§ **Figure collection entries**
***

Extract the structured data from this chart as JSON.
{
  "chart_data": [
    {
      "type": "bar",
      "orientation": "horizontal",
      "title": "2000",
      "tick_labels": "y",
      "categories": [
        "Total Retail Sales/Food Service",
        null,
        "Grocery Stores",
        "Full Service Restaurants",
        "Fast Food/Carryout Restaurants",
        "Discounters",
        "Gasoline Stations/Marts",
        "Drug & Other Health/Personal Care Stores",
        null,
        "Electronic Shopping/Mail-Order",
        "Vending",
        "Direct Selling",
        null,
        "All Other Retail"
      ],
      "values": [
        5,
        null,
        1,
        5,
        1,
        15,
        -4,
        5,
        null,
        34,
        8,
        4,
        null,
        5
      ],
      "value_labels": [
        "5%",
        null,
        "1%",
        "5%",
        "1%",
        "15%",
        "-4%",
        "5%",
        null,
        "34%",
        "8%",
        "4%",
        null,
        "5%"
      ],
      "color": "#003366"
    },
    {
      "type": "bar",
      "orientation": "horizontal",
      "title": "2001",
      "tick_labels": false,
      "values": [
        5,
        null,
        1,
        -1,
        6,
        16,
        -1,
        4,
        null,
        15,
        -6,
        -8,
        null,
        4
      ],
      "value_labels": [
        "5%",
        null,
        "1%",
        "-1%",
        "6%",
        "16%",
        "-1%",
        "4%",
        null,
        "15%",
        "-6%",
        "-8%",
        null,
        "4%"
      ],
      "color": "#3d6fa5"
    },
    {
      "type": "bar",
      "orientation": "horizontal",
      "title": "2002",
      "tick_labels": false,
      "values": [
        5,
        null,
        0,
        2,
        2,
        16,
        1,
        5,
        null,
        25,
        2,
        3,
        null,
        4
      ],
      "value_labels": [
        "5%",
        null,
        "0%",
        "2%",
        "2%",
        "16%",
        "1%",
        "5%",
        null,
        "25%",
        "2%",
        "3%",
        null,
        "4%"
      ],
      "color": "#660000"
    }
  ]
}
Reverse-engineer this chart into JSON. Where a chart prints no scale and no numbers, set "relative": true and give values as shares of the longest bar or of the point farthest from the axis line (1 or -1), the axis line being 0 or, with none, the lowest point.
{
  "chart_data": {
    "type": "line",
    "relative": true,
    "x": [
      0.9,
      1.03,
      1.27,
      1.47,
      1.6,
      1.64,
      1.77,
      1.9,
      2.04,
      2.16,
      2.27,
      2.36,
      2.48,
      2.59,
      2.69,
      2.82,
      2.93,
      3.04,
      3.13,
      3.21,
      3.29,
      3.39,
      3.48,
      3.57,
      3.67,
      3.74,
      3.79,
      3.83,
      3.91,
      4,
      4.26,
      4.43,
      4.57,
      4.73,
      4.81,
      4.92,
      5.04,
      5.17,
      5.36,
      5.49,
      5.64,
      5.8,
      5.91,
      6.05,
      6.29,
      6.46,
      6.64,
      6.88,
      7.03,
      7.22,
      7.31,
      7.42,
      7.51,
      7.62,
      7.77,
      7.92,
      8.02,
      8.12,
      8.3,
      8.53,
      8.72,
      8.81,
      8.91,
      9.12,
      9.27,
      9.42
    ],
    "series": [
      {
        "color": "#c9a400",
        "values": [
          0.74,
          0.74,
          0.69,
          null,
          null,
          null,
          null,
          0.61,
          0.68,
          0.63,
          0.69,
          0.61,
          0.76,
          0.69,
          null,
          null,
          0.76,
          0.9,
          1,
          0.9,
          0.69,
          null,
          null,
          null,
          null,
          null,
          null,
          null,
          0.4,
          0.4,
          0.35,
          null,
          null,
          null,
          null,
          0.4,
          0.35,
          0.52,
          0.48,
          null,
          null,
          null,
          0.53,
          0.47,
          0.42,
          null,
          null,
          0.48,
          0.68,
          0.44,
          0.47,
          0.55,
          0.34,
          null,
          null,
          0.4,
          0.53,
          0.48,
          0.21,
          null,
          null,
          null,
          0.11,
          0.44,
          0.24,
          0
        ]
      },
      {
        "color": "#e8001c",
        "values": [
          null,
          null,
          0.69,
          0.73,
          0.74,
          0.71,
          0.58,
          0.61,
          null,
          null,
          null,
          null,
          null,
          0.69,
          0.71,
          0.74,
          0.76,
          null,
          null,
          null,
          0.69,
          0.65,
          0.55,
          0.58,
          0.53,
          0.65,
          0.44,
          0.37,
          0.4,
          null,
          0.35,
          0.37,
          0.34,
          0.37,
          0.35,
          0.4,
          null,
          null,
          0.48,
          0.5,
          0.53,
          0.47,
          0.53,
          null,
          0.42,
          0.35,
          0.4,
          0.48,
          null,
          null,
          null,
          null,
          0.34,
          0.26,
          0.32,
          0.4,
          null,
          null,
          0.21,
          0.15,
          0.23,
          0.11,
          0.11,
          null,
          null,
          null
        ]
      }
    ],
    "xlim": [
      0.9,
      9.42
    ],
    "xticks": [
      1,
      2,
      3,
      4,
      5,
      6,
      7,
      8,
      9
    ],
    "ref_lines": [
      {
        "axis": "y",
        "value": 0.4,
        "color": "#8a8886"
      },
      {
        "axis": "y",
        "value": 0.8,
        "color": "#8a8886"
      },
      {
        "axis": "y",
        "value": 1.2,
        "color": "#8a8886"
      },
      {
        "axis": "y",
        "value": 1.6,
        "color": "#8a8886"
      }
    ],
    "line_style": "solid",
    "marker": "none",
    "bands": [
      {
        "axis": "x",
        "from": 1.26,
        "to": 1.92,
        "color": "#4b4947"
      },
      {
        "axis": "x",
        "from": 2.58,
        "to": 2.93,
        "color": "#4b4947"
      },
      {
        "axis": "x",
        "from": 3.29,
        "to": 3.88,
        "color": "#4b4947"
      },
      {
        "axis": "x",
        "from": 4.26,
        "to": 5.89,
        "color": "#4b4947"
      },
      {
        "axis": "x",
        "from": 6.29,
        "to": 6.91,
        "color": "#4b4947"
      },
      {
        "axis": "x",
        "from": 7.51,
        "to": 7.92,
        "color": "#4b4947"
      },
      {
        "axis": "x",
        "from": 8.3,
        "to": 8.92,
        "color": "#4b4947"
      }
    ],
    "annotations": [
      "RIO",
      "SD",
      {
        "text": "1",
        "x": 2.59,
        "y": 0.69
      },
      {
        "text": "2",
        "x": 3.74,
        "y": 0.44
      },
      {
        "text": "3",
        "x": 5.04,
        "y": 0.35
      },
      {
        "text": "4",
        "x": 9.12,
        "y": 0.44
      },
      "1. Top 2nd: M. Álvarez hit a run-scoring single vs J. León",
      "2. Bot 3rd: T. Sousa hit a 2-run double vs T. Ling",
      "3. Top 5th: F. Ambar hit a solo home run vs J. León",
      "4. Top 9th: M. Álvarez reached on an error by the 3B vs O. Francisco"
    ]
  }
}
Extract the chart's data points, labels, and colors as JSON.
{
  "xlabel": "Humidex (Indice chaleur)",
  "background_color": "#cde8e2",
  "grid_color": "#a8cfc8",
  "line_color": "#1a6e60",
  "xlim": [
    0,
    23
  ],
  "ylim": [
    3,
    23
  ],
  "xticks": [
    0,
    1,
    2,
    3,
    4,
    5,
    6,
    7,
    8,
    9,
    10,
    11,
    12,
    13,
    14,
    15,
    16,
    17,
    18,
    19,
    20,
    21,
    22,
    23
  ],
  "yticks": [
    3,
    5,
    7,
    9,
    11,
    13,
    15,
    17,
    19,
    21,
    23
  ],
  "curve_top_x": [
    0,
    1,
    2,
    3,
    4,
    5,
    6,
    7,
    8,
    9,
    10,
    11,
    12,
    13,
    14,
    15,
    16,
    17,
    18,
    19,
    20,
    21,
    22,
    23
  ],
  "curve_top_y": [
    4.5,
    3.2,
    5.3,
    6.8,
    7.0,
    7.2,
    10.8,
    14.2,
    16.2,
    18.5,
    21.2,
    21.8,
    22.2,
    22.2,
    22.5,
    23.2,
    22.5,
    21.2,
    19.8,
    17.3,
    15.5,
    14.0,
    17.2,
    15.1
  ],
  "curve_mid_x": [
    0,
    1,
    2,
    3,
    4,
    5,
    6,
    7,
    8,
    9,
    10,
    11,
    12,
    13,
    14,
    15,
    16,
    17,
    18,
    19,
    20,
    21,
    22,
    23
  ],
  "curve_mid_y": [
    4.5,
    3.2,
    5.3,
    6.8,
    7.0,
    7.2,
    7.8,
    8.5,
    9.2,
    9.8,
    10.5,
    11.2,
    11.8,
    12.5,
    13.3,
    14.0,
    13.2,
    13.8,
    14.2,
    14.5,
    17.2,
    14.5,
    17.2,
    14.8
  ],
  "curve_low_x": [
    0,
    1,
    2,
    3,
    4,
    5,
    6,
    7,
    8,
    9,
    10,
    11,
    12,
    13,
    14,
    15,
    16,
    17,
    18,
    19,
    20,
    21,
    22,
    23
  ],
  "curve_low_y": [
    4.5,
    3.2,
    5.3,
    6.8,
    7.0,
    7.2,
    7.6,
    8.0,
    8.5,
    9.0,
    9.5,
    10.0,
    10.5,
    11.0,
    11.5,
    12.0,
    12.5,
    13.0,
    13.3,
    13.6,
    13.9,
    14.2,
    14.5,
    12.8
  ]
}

***

§ **Brief**
Track down every line with the word "Restaurants" and copy it.

§ **Answer for the task**
        "Full Service Restaurants",
        "Fast Food/Carryout Restaurants",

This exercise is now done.